*** Opening of Data to process ***
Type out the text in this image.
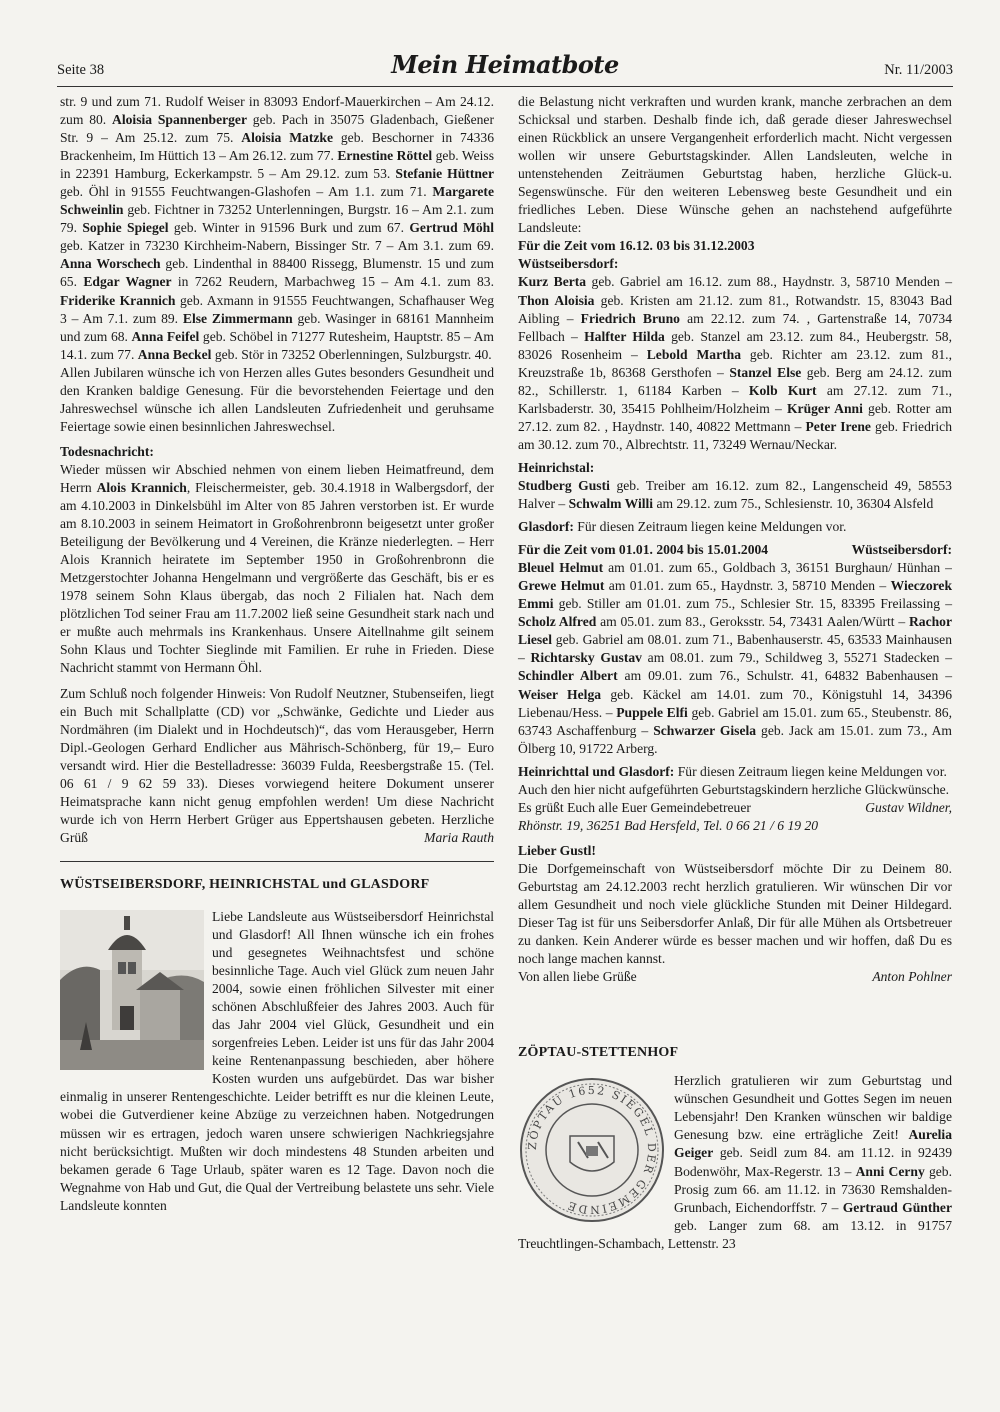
Seite 38	Mein Heimatbote	Nr. 11/2003

str. 9 und zum 71. Rudolf Weiser in 83093 Endorf-Mauerkirchen – Am 24.12. zum 80. Aloisia Spannenberger geb. Pach in 35075 Gladenbach, Gießener Str. 9 – Am 25.12. zum 75. Aloisia Matzke geb. Beschorner in 74336 Brackenheim, Im Hüttich 13 – Am 26.12. zum 77. Ernestine Röttel geb. Weiss in 22391 Hamburg, Eckerkampstr. 5 – Am 29.12. zum 53. Stefanie Hüttner geb. Öhl in 91555 Feuchtwangen-Glashofen – Am 1.1. zum 71. Margarete Schweinlin geb. Fichtner in 73252 Unterlenningen, Burgstr. 16 – Am 2.1. zum 79. Sophie Spiegel geb. Winter in 91596 Burk und zum 67. Gertrud Möhl geb. Katzer in 73230 Kirchheim-Nabern, Bissinger Str. 7 – Am 3.1. zum 69. Anna Worschech geb. Lindenthal in 88400 Rissegg, Blumenstr. 15 und zum 65. Edgar Wagner in 7262 Reudern, Marbachweg 15 – Am 4.1. zum 83. Friderike Krannich geb. Axmann in 91555 Feuchtwangen, Schafhauser Weg 3 – Am 7.1. zum 89. Else Zimmermann geb. Wasinger in 68161 Mannheim und zum 68. Anna Feifel geb. Schöbel in 71277 Rutesheim, Hauptstr. 85 – Am 14.1. zum 77. Anna Beckel geb. Stör in 73252 Oberlenningen, Sulzburgstr. 40.

Allen Jubilaren wünsche ich von Herzen alles Gutes besonders Gesundheit und den Kranken baldige Genesung. Für die bevorstehenden Feiertage und den Jahreswechsel wünsche ich allen Landsleuten Zufriedenheit und geruhsame Feiertage sowie einen besinnlichen Jahreswechsel.

Todesnachricht:

Wieder müssen wir Abschied nehmen von einem lieben Heimatfreund, dem Herrn Alois Krannich, Fleischermeister, geb. 30.4.1918 in Walbergsdorf, der am 4.10.2003 in Dinkelsbühl im Alter von 85 Jahren verstorben ist. Er wurde am 8.10.2003 in seinem Heimatort in Großohrenbronn beigesetzt unter großer Beteiligung der Bevölkerung und 4 Vereinen, die Kränze niederlegten. – Herr Alois Krannich heiratete im September 1950 in Großohrenbronn die Metzgerstochter Johanna Hengelmann und vergrößerte das Geschäft, bis er es 1978 seinem Sohn Klaus übergab, das noch 2 Filialen hat. Nach dem plötzlichen Tod seiner Frau am 11.7.2002 ließ seine Gesundheit stark nach und er mußte auch mehrmals ins Krankenhaus. Unsere Aitellnahme gilt seinem Sohn Klaus und Tochter Sieglinde mit Familien. Er ruhe in Frieden. Diese Nachricht stammt von Hermann Öhl.

Zum Schluß noch folgender Hinweis: Von Rudolf Neutzner, Stubenseifen, liegt ein Buch mit Schallplatte (CD) vor „Schwänke, Gedichte und Lieder aus Nordmähren (im Dialekt und in Hochdeutsch)“, das vom Herausgeber, Herrn Dipl.-Geologen Gerhard Endlicher aus Mährisch-Schönberg, für 19,– Euro versandt wird. Hier die Bestelladresse: 36039 Fulda, Reesbergstraße 15. (Tel. 06 61 / 9 62 59 33). Dieses vorwiegend heitere Dokument unserer Heimatsprache kann nicht genug empfohlen werden! Um diese Nachricht wurde ich von Herrn Herbert Grüger aus Eppertshausen gebeten. Herzliche Grüß	Maria Rauth

WÜSTSEIBERSDORF, HEINRICHSTAL und GLASDORF

Liebe Landsleute aus Wüstseibersdorf Heinrichstal und Glasdorf! All Ihnen wünsche ich ein frohes und gesegnetes Weihnachtsfest und schöne besinnliche Tage. Auch viel Glück zum neuen Jahr 2004, sowie einen fröhlichen Silvester mit einer schönen Abschlußfeier des Jahres 2003. Auch für das Jahr 2004 viel Glück, Gesundheit und ein sorgenfreies Leben. Leider ist uns für das Jahr 2004 keine Rentenanpassung beschieden, aber höhere Kosten wurden uns aufgebürdet. Das war bisher einmalig in unserer Rentengeschichte. Leider betrifft es nur die kleinen Leute, wobei die Gutverdiener keine Abzüge zu verzeichnen haben. Notgedrungen müssen wir es ertragen, jedoch waren unsere schwierigen Nachkriegsjahre nicht berücksichtigt. Mußten wir doch mindestens 48 Stunden arbeiten und bekamen gerade 6 Tage Urlaub, später waren es 12 Tage. Davon noch die Wegnahme von Hab und Gut, die Qual der Vertreibung belastete uns sehr. Viele Landsleute konnten

die Belastung nicht verkraften und wurden krank, manche zerbrachen an dem Schicksal und starben. Deshalb finde ich, daß gerade dieser Jahreswechsel einen Rückblick an unsere Vergangenheit erforderlich macht. Nicht vergessen wollen wir unsere Geburtstagskinder. Allen Landsleuten, welche in untenstehenden Zeiträumen Geburtstag haben, herzliche Glück-u. Segenswünsche. Für den weiteren Lebensweg beste Gesundheit und ein friedliches Leben. Diese Wünsche gehen an nachstehend aufgeführte Landsleute:

Für die Zeit vom 16.12. 03 bis 31.12.2003

Wüstseibersdorf:

Kurz Berta geb. Gabriel am 16.12. zum 88., Haydnstr. 3, 58710 Menden – Thon Aloisia geb. Kristen am 21.12. zum 81., Rotwandstr. 15, 83043 Bad Aibling – Friedrich Bruno am 22.12. zum 74. , Gartenstraße 14, 70734 Fellbach – Halfter Hilda geb. Stanzel am 23.12. zum 84., Heubergstr. 58, 83026 Rosenheim – Lebold Martha geb. Richter am 23.12. zum 81., Kreuzstraße 1b, 86368 Gersthofen – Stanzel Else geb. Berg am 24.12. zum 82., Schillerstr. 1, 61184 Karben – Kolb Kurt am 27.12. zum 71., Karlsbaderstr. 30, 35415 Pohlheim/Holzheim – Krüger Anni geb. Rotter am 27.12. zum 82. , Haydnstr. 140, 40822 Mettmann – Peter Irene geb. Friedrich am 30.12. zum 70., Albrechtstr. 11, 73249 Wernau/Neckar.

Heinrichstal:

Studberg Gusti geb. Treiber am 16.12. zum 82., Langenscheid 49, 58553 Halver – Schwalm Willi am 29.12. zum 75., Schlesienstr. 10, 36304 Alsfeld

Glasdorf: Für diesen Zeitraum liegen keine Meldungen vor.

Für die Zeit vom 01.01. 2004 bis 15.01.2004	Wüstseibersdorf:

Bleuel Helmut am 01.01. zum 65., Goldbach 3, 36151 Burghaun/ Hünhan – Grewe Helmut am 01.01. zum 65., Haydnstr. 3, 58710 Menden – Wieczorek Emmi geb. Stiller am 01.01. zum 75., Schlesier Str. 15, 83395 Freilassing – Scholz Alfred am 05.01. zum 83., Geroksstr. 54, 73431 Aalen/Württ – Rachor Liesel geb. Gabriel am 08.01. zum 71., Babenhauserstr. 45, 63533 Mainhausen – Richtarsky Gustav am 08.01. zum 79., Schildweg 3, 55271 Stadecken – Schindler Albert am 09.01. zum 76., Schulstr. 41, 64832 Babenhausen – Weiser Helga geb. Käckel am 14.01. zum 70., Königstuhl 14, 34396 Liebenau/Hess. – Puppele Elfi geb. Gabriel am 15.01. zum 65., Steubenstr. 86, 63743 Aschaffenburg – Schwarzer Gisela geb. Jack am 15.01. zum 73., Am Ölberg 10, 91722 Arberg.

Heinrichttal und Glasdorf: Für diesen Zeitraum liegen keine Meldungen vor.

Auch den hier nicht aufgeführten Geburtstagskindern herzliche Glückwünsche.

Es grüßt Euch alle Euer Gemeindebetreuer	Gustav Wildner,

Rhönstr. 19, 36251 Bad Hersfeld, Tel. 0 66 21 / 6 19 20

Lieber Gustl!

Die Dorfgemeinschaft von Wüstseibersdorf möchte Dir zu Deinem 80. Geburtstag am 24.12.2003 recht herzlich gratulieren. Wir wünschen Dir vor allem Gesundheit und noch viele glückliche Stunden mit Deiner Hildegard. Dieser Tag ist für uns Seibersdorfer Anlaß, Dir für alle Mühen als Ortsbetreuer zu danken. Kein Anderer würde es besser machen und wir hoffen, daß Du es noch lange machen kannst.

Von allen liebe Grüße	Anton Pohlner

ZÖPTAU-STETTENHOF

ZÖPTAU 1652 SIEGEL DER GEMEINDE

Herzlich gratulieren wir zum Geburtstag und wünschen Gesundheit und Gottes Segen im neuen Lebensjahr! Den Kranken wünschen wir baldige Genesung bzw. eine erträgliche Zeit! Aurelia Geiger geb. Seidl zum 84. am 11.12. in 92439 Bodenwöhr, Max-Regerstr. 13 – Anni Cerny geb. Prosig zum 66. am 11.12. in 73630 Remshalden-Grunbach, Eichendorffstr. 7 – Gertraud Günther geb. Langer zum 68. am 13.12. in 91757 Treuchtlingen-Schambach, Lettenstr. 23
*** Close of Data to process ***
◆ Work item: Copy out each line of the data in which the word "Zeitraum" appears.

◆ Result of this task:
Glasdorf: Für diesen Zeitraum liegen keine Meldungen vor.
Heinrichttal und Glasdorf: Für diesen Zeitraum liegen keine Meldungen vor.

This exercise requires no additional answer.